_Problem requirements_:
Reproduce the material in full, unchanged.

_Data provided_:
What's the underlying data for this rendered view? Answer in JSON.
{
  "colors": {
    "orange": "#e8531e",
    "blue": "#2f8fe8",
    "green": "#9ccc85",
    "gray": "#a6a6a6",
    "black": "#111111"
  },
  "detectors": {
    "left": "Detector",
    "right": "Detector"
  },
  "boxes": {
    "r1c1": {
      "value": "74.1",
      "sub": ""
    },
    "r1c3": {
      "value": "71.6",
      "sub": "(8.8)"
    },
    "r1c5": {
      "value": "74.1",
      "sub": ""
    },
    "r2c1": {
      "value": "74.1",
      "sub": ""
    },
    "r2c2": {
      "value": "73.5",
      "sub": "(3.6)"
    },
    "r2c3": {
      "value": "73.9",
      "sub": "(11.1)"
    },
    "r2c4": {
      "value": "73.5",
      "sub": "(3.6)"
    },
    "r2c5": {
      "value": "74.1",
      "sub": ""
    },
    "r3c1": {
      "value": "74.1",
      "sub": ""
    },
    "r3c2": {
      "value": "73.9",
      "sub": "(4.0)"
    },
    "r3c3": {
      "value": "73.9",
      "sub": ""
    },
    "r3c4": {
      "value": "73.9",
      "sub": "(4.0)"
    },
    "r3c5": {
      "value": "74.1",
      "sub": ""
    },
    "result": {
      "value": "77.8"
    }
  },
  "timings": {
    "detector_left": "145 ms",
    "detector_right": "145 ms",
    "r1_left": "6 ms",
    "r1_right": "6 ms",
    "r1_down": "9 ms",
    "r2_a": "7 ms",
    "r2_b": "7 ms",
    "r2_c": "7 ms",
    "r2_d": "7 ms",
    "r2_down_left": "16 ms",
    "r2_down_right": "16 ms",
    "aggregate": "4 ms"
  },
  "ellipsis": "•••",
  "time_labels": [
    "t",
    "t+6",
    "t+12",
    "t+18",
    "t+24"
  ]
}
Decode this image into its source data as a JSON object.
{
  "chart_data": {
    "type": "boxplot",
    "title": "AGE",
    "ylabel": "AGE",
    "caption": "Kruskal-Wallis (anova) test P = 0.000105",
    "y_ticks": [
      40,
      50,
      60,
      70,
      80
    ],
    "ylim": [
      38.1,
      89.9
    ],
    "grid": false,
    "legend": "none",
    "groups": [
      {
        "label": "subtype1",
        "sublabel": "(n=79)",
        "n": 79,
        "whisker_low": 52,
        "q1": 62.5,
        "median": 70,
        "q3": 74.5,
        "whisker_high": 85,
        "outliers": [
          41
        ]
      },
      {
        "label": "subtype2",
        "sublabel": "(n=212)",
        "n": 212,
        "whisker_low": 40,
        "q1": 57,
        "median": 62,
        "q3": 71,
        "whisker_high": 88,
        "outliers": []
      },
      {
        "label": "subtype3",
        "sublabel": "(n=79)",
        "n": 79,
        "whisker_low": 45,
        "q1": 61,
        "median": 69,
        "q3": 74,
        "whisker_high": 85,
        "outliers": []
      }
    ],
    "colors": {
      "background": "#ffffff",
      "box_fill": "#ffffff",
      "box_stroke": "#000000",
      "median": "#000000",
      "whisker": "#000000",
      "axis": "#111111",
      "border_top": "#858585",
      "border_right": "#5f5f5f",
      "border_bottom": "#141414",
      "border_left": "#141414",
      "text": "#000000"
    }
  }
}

_Task response_:
What's the underlying data for this rendered view? Answer in JSON.
{
  "colors": {
    "orange": "#e8531e",
    "blue": "#2f8fe8",
    "green": "#9ccc85",
    "gray": "#a6a6a6",
    "black": "#111111"
  },
  "detectors": {
    "left": "Detector",
    "right": "Detector"
  },
  "boxes": {
    "r1c1": {
      "value": "74.1",
      "sub": ""
    },
    "r1c3": {
      "value": "71.6",
      "sub": "(8.8)"
    },
    "r1c5": {
      "value": "74.1",
      "sub": ""
    },
    "r2c1": {
      "value": "74.1",
      "sub": ""
    },
    "r2c2": {
      "value": "73.5",
      "sub": "(3.6)"
    },
    "r2c3": {
      "value": "73.9",
      "sub": "(11.1)"
    },
    "r2c4": {
      "value": "73.5",
      "sub": "(3.6)"
    },
    "r2c5": {
      "value": "74.1",
      "sub": ""
    },
    "r3c1": {
      "value": "74.1",
      "sub": ""
    },
    "r3c2": {
      "value": "73.9",
      "sub": "(4.0)"
    },
    "r3c3": {
      "value": "73.9",
      "sub": ""
    },
    "r3c4": {
      "value": "73.9",
      "sub": "(4.0)"
    },
    "r3c5": {
      "value": "74.1",
      "sub": ""
    },
    "result": {
      "value": "77.8"
    }
  },
  "timings": {
    "detector_left": "145 ms",
    "detector_right": "145 ms",
    "r1_left": "6 ms",
    "r1_right": "6 ms",
    "r1_down": "9 ms",
    "r2_a": "7 ms",
    "r2_b": "7 ms",
    "r2_c": "7 ms",
    "r2_d": "7 ms",
    "r2_down_left": "16 ms",
    "r2_down_right": "16 ms",
    "aggregate": "4 ms"
  },
  "ellipsis": "•••",
  "time_labels": [
    "t",
    "t+6",
    "t+12",
    "t+18",
    "t+24"
  ]
}
Decode this image into its source data as a JSON object.
{
  "chart_data": {
    "type": "boxplot",
    "title": "AGE",
    "ylabel": "AGE",
    "caption": "Kruskal-Wallis (anova) test P = 0.000105",
    "y_ticks": [
      40,
      50,
      60,
      70,
      80
    ],
    "ylim": [
      38.1,
      89.9
    ],
    "grid": false,
    "legend": "none",
    "groups": [
      {
        "label": "subtype1",
        "sublabel": "(n=79)",
        "n": 79,
        "whisker_low": 52,
        "q1": 62.5,
        "median": 70,
        "q3": 74.5,
        "whisker_high": 85,
        "outliers": [
          41
        ]
      },
      {
        "label": "subtype2",
        "sublabel": "(n=212)",
        "n": 212,
        "whisker_low": 40,
        "q1": 57,
        "median": 62,
        "q3": 71,
        "whisker_high": 88,
        "outliers": []
      },
      {
        "label": "subtype3",
        "sublabel": "(n=79)",
        "n": 79,
        "whisker_low": 45,
        "q1": 61,
        "median": 69,
        "q3": 74,
        "whisker_high": 85,
        "outliers": []
      }
    ],
    "colors": {
      "background": "#ffffff",
      "box_fill": "#ffffff",
      "box_stroke": "#000000",
      "median": "#000000",
      "whisker": "#000000",
      "axis": "#111111",
      "border_top": "#858585",
      "border_right": "#5f5f5f",
      "border_bottom": "#141414",
      "border_left": "#141414",
      "text": "#000000"
    }
  }
}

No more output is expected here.